▶ [WHAT THIS TASK INVOLVES]
Copy each line containing the word "create" from the records that follow, please.

▶ [ITEMS]

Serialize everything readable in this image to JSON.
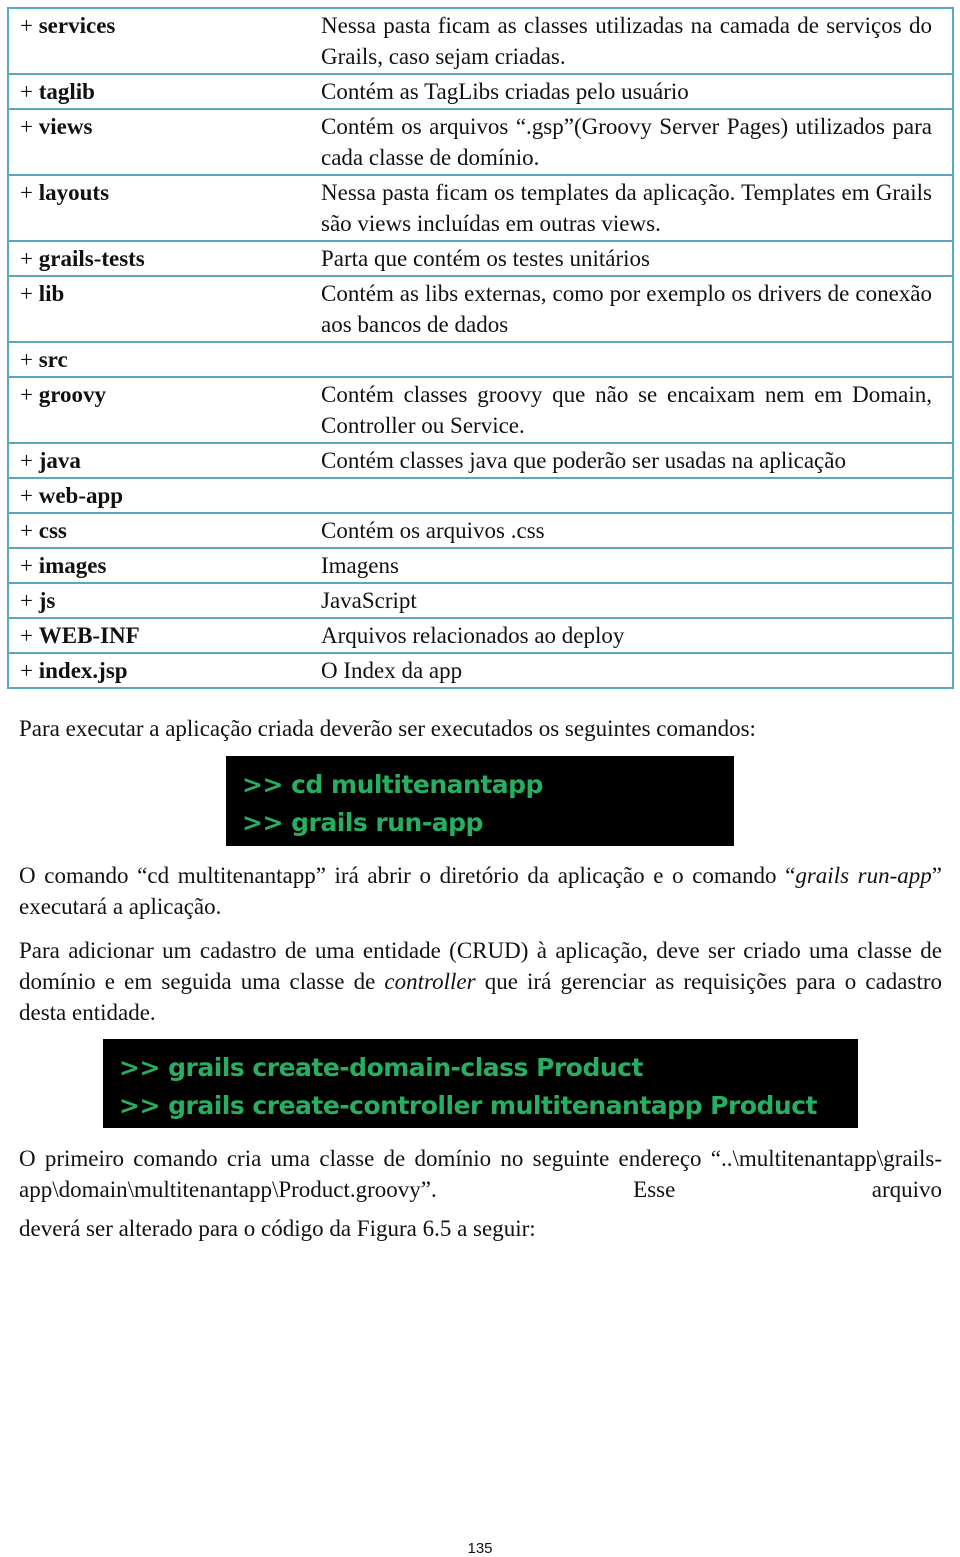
{
  "directory_table": {
    "rows": [
      {
        "name": "services",
        "description": "Nessa pasta ficam as classes utilizadas na camada de serviços do Grails, caso sejam criadas."
      },
      {
        "name": "taglib",
        "description": "Contém as TagLibs criadas pelo usuário"
      },
      {
        "name": "views",
        "description": "Contém os arquivos “.gsp”(Groovy Server Pages) utilizados para cada classe de domínio."
      },
      {
        "name": "layouts",
        "description": "Nessa pasta ficam os templates da aplicação. Templates em Grails são views incluídas em outras views."
      },
      {
        "name": "grails-tests",
        "description": "Parta que contém os testes unitários"
      },
      {
        "name": "lib",
        "description": "Contém  as libs externas, como por exemplo os drivers de conexão aos bancos de dados"
      },
      {
        "name": "src",
        "description": ""
      },
      {
        "name": "groovy",
        "description": "Contém classes groovy que não se encaixam nem em Domain, Controller ou Service."
      },
      {
        "name": "java",
        "description": "Contém classes java que poderão ser usadas na aplicação"
      },
      {
        "name": "web-app",
        "description": ""
      },
      {
        "name": "css",
        "description": "Contém os arquivos .css"
      },
      {
        "name": "images",
        "description": "Imagens"
      },
      {
        "name": "js",
        "description": "JavaScript"
      },
      {
        "name": "WEB-INF",
        "description": "Arquivos relacionados ao deploy"
      },
      {
        "name": "index.jsp",
        "description": "O Index da app"
      }
    ],
    "prefix": "+ "
  },
  "paragraphs": {
    "run_intro": "Para executar a aplicação criada deverão ser executados os seguintes comandos:",
    "run_explain_1": "O comando “cd multitenantapp” irá abrir o diretório da aplicação e o comando “",
    "run_explain_italic": "grails run-app",
    "run_explain_2": "” executará a aplicação.",
    "crud_1": "Para adicionar um cadastro de uma entidade (CRUD) à aplicação, deve ser criado uma classe de domínio e em seguida uma classe de ",
    "crud_italic": "controller",
    "crud_2": " que irá gerenciar as requisições para o cadastro desta entidade.",
    "first_cmd": "O primeiro comando cria uma classe de domínio no seguinte endereço “..\\multitenantapp\\grails-app\\domain\\multitenantapp\\Product.groovy”.  Esse arquivo",
    "first_cmd_last": "deverá ser alterado para o código da Figura 6.5 a seguir:"
  },
  "code_blocks": {
    "run": [
      ">> cd multitenantapp",
      ">> grails run-app"
    ],
    "create": [
      ">> grails create-domain-class Product",
      ">> grails create-controller multitenantapp Product"
    ]
  },
  "colors": {
    "table_border": "#5aa7c0",
    "code_bg": "#000000",
    "code_text": "#27ae60"
  },
  "footer": {
    "page_number": "135"
  }
}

▶ [EXERCISE OUTPUT]
    "create": [
      ">> grails create-domain-class Product",
      ">> grails create-controller multitenantapp Product"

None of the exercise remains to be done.